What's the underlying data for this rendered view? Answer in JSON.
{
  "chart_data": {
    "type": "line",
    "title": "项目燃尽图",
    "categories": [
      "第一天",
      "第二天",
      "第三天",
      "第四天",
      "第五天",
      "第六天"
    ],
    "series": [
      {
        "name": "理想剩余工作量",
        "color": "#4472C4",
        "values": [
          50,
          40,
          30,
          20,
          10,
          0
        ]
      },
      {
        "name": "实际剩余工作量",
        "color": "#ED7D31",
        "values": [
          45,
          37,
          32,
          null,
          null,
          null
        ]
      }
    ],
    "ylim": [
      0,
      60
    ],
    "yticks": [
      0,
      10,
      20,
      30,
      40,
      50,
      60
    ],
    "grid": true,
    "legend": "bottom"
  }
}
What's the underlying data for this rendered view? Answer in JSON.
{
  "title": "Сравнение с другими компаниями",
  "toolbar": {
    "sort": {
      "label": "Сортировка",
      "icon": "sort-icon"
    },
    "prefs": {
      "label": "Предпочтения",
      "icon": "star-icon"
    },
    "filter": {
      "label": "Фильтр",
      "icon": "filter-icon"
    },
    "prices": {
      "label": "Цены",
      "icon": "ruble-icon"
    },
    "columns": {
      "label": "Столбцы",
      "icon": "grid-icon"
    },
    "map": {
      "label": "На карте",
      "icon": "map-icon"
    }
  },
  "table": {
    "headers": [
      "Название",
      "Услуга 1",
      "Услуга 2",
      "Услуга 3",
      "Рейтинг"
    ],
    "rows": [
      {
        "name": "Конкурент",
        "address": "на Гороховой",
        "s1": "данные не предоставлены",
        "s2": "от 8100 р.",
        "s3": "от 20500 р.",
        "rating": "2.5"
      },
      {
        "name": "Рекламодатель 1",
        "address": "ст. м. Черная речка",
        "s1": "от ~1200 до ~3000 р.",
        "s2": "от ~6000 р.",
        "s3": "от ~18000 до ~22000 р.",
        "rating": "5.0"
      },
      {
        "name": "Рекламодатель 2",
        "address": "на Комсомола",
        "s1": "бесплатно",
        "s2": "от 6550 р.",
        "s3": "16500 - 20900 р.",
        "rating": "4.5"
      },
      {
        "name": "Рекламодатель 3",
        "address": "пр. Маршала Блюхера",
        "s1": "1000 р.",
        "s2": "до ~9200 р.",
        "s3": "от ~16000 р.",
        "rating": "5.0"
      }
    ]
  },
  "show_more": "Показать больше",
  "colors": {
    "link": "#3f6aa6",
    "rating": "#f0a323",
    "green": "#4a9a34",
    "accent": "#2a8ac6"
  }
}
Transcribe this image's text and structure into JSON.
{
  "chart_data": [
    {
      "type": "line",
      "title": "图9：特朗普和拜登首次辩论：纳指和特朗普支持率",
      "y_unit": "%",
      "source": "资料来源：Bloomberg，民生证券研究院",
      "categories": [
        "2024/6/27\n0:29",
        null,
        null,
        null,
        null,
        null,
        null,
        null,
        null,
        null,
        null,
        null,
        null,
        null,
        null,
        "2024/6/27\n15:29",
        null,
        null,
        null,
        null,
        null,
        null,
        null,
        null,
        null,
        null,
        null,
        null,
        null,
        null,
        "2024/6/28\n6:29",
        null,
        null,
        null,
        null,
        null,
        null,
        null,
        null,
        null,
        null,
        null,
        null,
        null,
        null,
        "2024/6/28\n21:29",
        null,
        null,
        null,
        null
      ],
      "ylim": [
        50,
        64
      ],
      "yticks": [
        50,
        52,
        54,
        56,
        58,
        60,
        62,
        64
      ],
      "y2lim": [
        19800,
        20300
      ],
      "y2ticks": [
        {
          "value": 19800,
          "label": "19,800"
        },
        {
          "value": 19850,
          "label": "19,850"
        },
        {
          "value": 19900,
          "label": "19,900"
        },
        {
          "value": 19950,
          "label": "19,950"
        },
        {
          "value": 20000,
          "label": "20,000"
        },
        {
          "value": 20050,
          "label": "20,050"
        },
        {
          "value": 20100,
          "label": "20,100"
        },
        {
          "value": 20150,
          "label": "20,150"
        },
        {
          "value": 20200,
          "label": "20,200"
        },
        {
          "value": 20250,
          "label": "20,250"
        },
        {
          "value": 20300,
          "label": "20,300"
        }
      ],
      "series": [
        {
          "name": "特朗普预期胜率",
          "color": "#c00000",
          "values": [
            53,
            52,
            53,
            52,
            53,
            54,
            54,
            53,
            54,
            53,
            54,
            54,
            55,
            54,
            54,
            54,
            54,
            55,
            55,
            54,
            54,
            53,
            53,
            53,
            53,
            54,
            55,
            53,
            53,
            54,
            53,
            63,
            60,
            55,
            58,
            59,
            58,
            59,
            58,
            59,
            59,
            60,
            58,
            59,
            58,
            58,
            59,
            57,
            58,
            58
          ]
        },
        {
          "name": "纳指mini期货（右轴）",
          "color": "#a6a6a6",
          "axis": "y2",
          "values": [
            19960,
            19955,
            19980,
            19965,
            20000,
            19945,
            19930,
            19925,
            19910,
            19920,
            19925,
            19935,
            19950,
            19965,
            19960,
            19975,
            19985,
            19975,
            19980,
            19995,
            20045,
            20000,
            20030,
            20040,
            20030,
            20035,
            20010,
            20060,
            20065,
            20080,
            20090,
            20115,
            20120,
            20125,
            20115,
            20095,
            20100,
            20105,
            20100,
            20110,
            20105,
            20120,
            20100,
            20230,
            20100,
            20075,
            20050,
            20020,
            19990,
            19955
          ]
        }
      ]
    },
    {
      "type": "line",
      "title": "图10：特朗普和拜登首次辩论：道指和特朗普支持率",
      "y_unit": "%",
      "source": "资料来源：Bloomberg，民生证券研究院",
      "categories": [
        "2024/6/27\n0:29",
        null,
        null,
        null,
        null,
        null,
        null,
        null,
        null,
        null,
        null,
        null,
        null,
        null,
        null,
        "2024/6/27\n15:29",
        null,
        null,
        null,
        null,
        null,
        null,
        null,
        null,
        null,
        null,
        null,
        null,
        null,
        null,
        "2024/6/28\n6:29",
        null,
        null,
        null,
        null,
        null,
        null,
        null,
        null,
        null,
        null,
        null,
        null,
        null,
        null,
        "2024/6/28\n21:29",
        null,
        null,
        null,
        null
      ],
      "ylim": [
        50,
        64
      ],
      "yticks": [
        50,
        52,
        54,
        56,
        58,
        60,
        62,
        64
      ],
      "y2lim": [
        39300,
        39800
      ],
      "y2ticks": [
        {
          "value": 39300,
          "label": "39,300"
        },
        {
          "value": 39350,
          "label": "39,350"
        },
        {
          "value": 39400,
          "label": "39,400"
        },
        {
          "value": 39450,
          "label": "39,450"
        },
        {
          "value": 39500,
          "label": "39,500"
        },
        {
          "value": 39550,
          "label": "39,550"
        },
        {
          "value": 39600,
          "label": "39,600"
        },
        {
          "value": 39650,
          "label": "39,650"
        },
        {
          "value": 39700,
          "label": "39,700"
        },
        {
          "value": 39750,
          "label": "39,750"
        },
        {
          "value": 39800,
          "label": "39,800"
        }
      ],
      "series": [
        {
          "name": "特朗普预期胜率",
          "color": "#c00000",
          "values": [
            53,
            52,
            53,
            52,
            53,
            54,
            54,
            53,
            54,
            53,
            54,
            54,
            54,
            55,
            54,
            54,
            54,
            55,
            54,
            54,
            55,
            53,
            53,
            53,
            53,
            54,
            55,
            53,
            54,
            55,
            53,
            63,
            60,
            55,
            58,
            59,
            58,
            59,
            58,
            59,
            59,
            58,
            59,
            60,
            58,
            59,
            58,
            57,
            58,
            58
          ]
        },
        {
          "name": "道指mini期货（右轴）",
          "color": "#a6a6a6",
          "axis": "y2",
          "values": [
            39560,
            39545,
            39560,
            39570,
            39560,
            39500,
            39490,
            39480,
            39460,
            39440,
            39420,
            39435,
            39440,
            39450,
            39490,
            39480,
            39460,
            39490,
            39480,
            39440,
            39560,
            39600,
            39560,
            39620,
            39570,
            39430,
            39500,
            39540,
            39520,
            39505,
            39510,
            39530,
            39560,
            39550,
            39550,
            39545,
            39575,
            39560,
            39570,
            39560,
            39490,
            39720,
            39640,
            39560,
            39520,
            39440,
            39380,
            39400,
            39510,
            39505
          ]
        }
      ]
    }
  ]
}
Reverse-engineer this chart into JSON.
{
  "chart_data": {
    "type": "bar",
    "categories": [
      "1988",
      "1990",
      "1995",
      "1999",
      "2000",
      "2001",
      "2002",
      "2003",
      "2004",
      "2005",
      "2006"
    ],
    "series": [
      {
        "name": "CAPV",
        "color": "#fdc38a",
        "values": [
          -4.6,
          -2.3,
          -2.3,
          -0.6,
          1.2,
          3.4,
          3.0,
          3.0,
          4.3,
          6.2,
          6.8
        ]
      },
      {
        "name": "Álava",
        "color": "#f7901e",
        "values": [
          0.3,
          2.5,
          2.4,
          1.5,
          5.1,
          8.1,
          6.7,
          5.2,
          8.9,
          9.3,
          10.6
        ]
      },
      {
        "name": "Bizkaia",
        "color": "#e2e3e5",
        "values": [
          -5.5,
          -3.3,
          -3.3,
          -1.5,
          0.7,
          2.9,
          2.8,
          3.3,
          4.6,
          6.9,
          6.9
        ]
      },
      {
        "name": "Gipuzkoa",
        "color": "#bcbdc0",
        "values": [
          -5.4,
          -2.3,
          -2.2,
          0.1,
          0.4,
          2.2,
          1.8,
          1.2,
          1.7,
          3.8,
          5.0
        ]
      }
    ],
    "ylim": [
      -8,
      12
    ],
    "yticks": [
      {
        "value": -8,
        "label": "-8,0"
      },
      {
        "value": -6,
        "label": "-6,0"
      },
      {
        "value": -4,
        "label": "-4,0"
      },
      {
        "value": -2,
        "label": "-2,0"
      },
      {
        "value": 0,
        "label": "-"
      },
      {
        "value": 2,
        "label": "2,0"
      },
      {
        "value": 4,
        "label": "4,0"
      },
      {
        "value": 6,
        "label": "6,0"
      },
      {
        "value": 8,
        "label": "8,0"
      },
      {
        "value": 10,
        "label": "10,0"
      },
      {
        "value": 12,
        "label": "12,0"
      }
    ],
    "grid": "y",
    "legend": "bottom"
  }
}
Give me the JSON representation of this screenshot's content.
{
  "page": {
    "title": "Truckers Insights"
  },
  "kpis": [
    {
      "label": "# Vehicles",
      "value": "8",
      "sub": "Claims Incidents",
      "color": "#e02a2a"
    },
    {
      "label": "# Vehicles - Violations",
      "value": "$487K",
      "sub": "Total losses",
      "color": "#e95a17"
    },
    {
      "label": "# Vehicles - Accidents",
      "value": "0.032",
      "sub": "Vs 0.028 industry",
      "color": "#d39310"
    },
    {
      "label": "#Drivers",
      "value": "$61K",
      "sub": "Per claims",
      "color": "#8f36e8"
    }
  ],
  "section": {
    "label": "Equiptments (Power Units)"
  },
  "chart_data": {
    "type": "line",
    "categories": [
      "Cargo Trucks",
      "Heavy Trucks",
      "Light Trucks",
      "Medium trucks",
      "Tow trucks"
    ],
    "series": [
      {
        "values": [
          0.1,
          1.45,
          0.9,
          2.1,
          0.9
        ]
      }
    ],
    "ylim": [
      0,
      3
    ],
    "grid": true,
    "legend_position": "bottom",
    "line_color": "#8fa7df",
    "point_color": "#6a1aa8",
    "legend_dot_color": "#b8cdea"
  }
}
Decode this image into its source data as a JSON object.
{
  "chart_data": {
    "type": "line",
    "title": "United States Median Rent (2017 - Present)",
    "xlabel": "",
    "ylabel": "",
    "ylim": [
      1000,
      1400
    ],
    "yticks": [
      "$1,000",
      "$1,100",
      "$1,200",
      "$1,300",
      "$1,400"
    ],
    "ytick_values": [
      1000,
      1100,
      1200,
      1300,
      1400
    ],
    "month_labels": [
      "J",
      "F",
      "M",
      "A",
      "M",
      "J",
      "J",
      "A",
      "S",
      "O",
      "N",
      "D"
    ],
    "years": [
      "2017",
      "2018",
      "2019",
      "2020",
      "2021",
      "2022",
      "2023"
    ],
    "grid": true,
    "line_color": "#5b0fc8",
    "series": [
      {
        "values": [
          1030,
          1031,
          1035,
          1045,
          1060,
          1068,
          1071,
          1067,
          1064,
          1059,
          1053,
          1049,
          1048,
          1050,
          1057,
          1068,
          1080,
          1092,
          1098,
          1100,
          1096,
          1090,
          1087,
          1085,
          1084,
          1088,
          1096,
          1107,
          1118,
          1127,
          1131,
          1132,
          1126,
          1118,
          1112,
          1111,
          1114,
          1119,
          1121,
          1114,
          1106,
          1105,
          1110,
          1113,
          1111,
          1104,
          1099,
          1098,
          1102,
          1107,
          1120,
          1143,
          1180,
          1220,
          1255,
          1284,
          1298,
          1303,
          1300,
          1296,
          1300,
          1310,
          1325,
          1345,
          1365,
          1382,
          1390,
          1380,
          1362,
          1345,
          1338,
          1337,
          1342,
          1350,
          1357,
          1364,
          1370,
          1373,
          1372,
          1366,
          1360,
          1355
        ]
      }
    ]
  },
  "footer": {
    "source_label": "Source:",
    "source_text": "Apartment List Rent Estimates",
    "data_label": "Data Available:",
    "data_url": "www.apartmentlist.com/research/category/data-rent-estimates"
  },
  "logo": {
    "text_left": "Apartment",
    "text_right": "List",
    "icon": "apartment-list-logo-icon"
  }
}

[TASK DIRECTIONS] Gather, from the listing above, every line carrying the word "Vehicles".

[ANSWER IN FULL]
      "label": "# Vehicles",
      "label": "# Vehicles - Violations",
      "label": "# Vehicles - Accidents",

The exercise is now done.